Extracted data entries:
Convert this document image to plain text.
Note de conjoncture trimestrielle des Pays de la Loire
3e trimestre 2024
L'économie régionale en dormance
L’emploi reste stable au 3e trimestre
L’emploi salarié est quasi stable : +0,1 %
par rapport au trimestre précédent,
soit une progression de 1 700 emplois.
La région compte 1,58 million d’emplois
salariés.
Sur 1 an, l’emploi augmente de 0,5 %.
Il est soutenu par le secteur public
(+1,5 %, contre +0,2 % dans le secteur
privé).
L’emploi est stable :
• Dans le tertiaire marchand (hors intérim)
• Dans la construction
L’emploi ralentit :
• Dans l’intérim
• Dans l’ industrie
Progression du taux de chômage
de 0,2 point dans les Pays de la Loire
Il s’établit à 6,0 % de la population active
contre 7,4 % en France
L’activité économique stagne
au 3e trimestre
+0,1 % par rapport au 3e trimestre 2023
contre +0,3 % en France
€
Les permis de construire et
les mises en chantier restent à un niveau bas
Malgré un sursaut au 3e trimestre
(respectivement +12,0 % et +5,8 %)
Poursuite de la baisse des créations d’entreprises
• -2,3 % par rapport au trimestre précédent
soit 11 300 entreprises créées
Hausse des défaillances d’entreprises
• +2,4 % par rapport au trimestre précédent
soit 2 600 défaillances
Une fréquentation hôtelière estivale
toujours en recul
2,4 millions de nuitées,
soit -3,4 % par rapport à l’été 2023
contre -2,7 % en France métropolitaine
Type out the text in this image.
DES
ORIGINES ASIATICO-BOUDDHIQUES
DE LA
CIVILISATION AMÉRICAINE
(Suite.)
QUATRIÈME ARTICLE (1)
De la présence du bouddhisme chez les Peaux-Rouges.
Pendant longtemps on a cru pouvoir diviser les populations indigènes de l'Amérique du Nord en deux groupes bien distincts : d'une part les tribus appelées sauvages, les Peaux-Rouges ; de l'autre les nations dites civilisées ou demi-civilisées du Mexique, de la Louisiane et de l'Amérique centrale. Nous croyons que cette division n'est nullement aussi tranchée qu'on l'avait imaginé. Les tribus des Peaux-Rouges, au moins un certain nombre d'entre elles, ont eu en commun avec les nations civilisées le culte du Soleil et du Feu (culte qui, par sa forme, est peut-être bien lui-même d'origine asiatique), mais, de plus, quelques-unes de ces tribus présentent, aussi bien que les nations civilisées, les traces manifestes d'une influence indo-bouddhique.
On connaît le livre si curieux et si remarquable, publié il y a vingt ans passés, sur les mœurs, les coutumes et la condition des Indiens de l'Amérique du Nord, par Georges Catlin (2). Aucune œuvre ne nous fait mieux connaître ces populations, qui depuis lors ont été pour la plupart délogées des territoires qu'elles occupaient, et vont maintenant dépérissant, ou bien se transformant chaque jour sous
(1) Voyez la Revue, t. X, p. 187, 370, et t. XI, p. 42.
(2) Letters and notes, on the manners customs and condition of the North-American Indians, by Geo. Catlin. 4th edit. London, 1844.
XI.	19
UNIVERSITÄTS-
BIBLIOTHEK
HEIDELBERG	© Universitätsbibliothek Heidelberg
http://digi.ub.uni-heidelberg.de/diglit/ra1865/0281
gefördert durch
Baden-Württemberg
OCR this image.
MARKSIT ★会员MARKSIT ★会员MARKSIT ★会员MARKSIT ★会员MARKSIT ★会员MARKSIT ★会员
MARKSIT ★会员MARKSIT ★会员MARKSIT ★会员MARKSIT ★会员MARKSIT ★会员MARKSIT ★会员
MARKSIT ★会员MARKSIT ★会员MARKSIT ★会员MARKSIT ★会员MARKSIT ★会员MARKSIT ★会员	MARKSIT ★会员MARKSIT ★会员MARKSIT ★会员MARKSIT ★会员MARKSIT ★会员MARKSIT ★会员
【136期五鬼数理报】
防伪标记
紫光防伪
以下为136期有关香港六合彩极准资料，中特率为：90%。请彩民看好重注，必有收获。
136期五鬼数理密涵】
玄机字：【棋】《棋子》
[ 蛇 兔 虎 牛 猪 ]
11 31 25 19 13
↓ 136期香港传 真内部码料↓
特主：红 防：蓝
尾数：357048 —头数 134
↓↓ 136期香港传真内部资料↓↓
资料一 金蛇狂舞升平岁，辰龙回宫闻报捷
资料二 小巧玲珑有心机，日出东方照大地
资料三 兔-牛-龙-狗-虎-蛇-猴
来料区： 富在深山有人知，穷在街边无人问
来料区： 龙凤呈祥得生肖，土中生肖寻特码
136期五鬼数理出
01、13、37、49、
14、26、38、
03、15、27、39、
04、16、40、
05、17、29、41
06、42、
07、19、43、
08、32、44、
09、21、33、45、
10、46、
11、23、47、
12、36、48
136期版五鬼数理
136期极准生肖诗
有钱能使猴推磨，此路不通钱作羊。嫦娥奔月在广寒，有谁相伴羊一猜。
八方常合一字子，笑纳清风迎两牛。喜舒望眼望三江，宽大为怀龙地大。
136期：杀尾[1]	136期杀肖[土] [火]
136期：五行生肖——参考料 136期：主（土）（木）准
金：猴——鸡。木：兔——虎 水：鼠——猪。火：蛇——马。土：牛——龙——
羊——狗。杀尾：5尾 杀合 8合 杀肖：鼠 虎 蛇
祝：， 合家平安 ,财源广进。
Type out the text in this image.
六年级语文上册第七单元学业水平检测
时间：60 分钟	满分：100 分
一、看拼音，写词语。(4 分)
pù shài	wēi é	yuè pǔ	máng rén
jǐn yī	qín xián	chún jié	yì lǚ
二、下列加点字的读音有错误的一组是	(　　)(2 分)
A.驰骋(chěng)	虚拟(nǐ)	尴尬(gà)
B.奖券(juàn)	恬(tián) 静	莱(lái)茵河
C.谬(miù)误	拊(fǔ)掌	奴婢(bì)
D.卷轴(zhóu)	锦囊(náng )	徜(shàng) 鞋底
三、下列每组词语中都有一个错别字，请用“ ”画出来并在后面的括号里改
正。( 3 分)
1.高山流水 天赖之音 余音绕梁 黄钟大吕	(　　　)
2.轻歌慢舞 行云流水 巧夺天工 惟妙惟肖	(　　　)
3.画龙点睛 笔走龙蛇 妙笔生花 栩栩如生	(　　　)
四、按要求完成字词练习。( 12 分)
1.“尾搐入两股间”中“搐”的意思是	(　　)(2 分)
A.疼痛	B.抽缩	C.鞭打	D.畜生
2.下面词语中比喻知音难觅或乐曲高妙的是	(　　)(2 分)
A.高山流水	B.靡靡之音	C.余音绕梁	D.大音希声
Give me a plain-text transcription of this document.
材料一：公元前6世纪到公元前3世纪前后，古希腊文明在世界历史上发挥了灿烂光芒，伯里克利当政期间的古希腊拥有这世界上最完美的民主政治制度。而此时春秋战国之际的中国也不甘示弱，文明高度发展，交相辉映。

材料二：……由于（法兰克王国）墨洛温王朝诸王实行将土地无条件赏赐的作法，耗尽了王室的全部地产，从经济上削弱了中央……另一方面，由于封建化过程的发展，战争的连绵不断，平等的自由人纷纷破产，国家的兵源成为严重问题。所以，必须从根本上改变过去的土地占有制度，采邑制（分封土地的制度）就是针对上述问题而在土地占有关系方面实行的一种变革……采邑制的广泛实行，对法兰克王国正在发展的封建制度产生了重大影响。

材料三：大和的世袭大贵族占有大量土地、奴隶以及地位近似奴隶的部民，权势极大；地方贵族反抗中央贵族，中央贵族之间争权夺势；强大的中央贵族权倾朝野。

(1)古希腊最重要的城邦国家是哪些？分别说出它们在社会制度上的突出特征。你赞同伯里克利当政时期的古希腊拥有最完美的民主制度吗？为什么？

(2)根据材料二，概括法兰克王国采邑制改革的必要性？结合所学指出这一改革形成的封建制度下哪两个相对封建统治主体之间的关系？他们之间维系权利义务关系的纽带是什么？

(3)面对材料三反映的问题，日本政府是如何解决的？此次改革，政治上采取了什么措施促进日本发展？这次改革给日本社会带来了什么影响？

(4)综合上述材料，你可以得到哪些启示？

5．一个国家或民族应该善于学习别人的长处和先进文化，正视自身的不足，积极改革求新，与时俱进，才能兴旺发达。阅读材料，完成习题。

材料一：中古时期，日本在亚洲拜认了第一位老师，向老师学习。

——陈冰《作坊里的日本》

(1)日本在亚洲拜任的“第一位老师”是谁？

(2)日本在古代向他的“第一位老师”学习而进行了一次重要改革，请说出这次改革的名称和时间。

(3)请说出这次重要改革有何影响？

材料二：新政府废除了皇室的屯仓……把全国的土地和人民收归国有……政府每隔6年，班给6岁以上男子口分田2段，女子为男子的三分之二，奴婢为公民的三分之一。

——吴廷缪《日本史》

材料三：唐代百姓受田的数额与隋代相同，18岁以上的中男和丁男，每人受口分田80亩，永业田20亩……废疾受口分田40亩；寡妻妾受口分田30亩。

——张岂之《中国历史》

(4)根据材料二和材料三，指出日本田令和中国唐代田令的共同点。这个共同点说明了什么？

:: REQUIRED WORK ::
Lines that include the word "défaillances" are to be extracted from the data above.

:: RESULT ::
Hausse des défaillances d’entreprises
soit 2 600 défaillances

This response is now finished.